Data entries:
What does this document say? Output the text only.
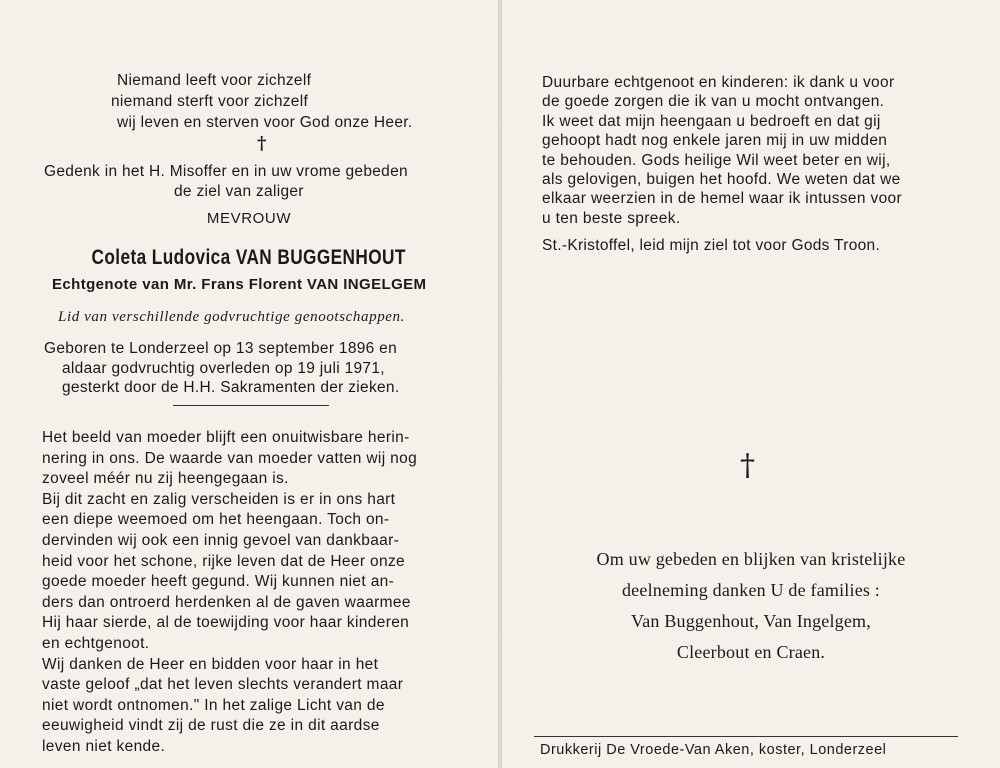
Niemand leeft voor zichzelf
niemand sterft voor zichzelf
wij leven en sterven voor God onze Heer.
†
Gedenk in het H. Misoffer en in uw vrome gebeden
de ziel van zaliger
MEVROUW
Coleta Ludovica VAN BUGGENHOUT
Echtgenote van Mr. Frans Florent VAN INGELGEM
Lid van verschillende godvruchtige genootschappen.
Geboren te Londerzeel op 13 september 1896 en
aldaar godvruchtig overleden op 19 juli 1971,
gesterkt door de H.H. Sakramenten der zieken.
Het beeld van moeder blijft een onuitwisbare herin-
nering in ons. De waarde van moeder vatten wij nog
zoveel méér nu zij heengegaan is.
Bij dit zacht en zalig verscheiden is er in ons hart
een diepe weemoed om het heengaan. Toch on-
dervinden wij ook een innig gevoel van dankbaar-
heid voor het schone, rijke leven dat de Heer onze
goede moeder heeft gegund. Wij kunnen niet an-
ders dan ontroerd herdenken al de gaven waarmee
Hij haar sierde, al de toewijding voor haar kinderen
en echtgenoot.
Wij danken de Heer en bidden voor haar in het
vaste geloof „dat het leven slechts verandert maar
niet wordt ontnomen." In het zalige Licht van de
eeuwigheid vindt zij de rust die ze in dit aardse
leven niet kende.
Duurbare echtgenoot en kinderen: ik dank u voor
de goede zorgen die ik van u mocht ontvangen.
Ik weet dat mijn heengaan u bedroeft en dat gij
gehoopt hadt nog enkele jaren mij in uw midden
te behouden. Gods heilige Wil weet beter en wij,
als gelovigen, buigen het hoofd. We weten dat we
elkaar weerzien in de hemel waar ik intussen voor
u ten beste spreek.
St.-Kristoffel, leid mijn ziel tot voor Gods Troon.
†
Om uw gebeden en blijken van kristelijke
deelneming danken U de families :
Van Buggenhout, Van Ingelgem,
Cleerbout en Craen.
Drukkerij De Vroede-Van Aken, koster, Londerzeel
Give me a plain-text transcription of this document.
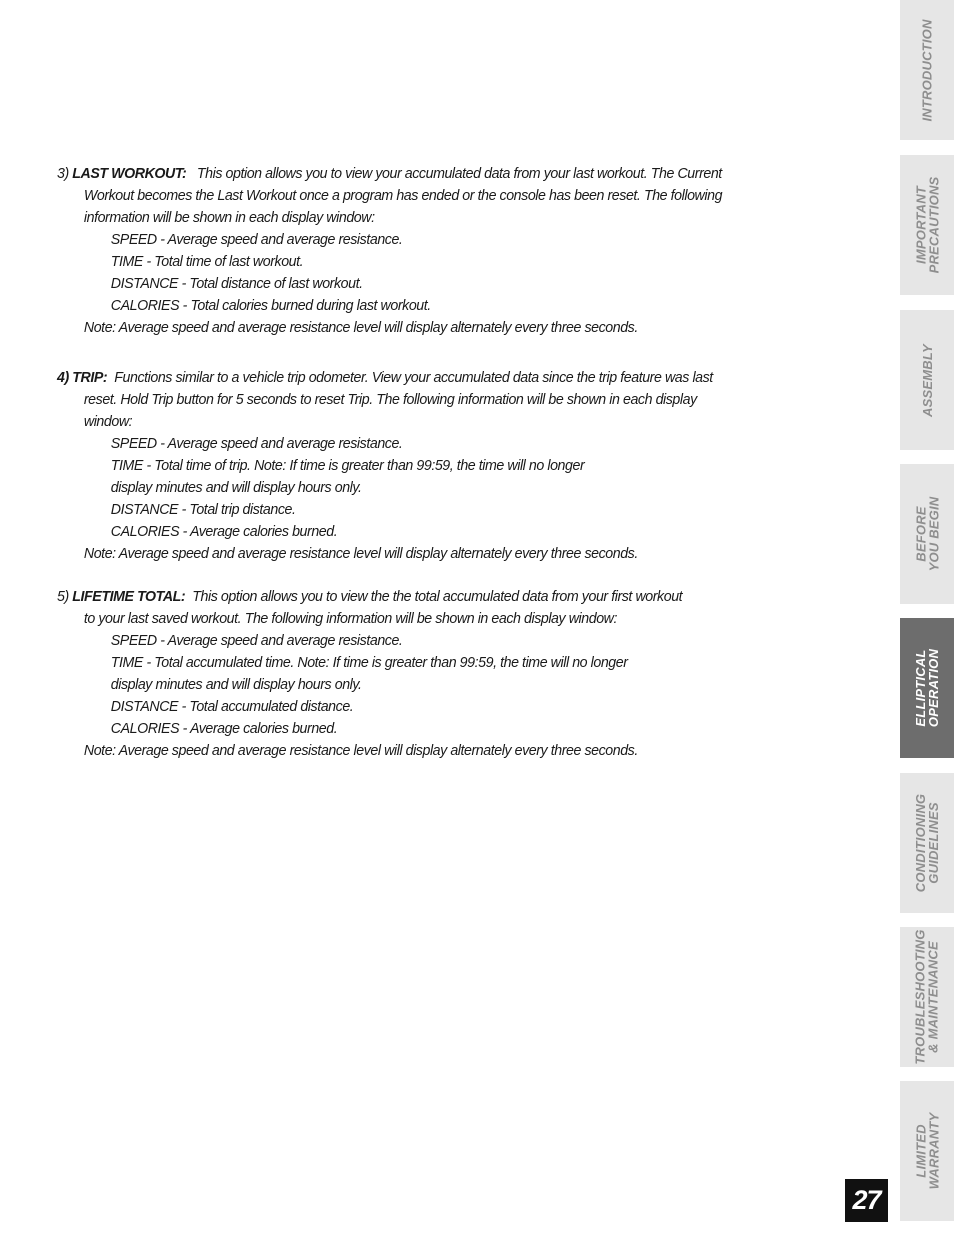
3) LAST WORKOUT: This option allows you to view your accumulated data from your last workout. The Current
Workout becomes the Last Workout once a program has ended or the console has been reset. The following
information will be shown in each display window:
SPEED - Average speed and average resistance.
TIME - Total time of last workout.
DISTANCE - Total distance of last workout.
CALORIES - Total calories burned during last workout.
Note: Average speed and average resistance level will display alternately every three seconds.
4) TRIP: Functions similar to a vehicle trip odometer. View your accumulated data since the trip feature was last
reset. Hold Trip button for 5 seconds to reset Trip. The following information will be shown in each display
window:
SPEED - Average speed and average resistance.
TIME - Total time of trip. Note: If time is greater than 99:59, the time will no longer
display minutes and will display hours only.
DISTANCE - Total trip distance.
CALORIES - Average calories burned.
Note: Average speed and average resistance level will display alternately every three seconds.
5) LIFETIME TOTAL: This option allows you to view the the total accumulated data from your first workout
to your last saved workout. The following information will be shown in each display window:
SPEED - Average speed and average resistance.
TIME - Total accumulated time. Note: If time is greater than 99:59, the time will no longer
display minutes and will display hours only.
DISTANCE - Total accumulated distance.
CALORIES - Average calories burned.
Note: Average speed and average resistance level will display alternately every three seconds.
INTRODUCTION
IMPORTANT
PRECAUTIONS
ASSEMBLY
BEFORE
YOU BEGIN
ELLIPTICAL
OPERATION
CONDITIONING
GUIDELINES
TROUBLESHOOTING
& MAINTENANCE
LIMITED
WARRANTY
27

# Exercise task:
Reproduce every line of the listing above in which the string "shown" appears.

# Task output:
information will be shown in each display window:
reset. Hold Trip button for 5 seconds to reset Trip. The following information will be shown in each display
to your last saved workout. The following information will be shown in each display window:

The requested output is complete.